Records from a collection of figures
+===+
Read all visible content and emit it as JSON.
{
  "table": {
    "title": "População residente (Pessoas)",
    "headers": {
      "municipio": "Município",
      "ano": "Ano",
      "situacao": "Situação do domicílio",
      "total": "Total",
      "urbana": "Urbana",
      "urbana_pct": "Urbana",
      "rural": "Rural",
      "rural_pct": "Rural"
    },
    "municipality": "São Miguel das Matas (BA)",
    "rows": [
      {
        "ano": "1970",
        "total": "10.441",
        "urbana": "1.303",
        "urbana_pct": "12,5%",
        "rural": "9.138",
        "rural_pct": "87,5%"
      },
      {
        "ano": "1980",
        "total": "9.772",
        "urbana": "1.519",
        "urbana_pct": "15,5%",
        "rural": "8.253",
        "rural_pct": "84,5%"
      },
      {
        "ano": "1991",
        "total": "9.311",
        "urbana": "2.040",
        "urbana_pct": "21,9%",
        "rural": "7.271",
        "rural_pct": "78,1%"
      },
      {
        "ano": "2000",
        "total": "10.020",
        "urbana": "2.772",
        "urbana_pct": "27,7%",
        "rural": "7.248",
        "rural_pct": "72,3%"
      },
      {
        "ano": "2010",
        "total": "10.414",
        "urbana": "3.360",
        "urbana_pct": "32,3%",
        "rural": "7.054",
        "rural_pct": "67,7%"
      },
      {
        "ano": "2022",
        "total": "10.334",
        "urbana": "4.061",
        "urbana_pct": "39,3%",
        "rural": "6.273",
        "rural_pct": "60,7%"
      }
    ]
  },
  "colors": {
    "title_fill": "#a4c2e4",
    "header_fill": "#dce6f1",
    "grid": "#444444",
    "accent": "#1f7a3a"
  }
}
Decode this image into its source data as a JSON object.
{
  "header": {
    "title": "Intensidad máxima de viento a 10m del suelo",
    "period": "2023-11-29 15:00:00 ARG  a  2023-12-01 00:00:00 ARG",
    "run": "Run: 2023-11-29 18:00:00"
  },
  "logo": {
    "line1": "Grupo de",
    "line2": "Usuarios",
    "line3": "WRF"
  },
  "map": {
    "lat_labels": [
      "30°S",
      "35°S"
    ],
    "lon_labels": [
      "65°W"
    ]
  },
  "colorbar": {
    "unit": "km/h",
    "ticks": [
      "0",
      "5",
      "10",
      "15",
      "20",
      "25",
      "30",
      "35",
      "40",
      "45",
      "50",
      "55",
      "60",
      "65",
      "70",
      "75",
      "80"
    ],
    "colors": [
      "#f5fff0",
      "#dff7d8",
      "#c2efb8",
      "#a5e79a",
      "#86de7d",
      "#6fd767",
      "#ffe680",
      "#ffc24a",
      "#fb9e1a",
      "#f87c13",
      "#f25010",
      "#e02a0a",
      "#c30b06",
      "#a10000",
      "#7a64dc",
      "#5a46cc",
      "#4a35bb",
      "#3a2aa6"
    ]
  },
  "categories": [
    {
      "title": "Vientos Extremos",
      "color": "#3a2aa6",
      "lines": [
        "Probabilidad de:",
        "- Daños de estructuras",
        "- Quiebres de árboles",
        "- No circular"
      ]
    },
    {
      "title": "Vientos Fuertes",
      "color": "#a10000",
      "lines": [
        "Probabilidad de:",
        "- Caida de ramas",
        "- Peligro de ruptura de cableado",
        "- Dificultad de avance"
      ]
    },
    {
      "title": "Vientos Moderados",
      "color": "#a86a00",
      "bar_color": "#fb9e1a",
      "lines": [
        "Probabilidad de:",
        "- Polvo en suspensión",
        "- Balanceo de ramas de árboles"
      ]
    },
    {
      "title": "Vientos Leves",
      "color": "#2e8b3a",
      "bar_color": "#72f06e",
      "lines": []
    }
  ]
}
+===+
- _Aim_:
Look through the data and gather every line with the string "árboles" in it.

- _Solution for this exercise_:
        "- Quiebres de árboles",
        "- Balanceo de ramas de árboles"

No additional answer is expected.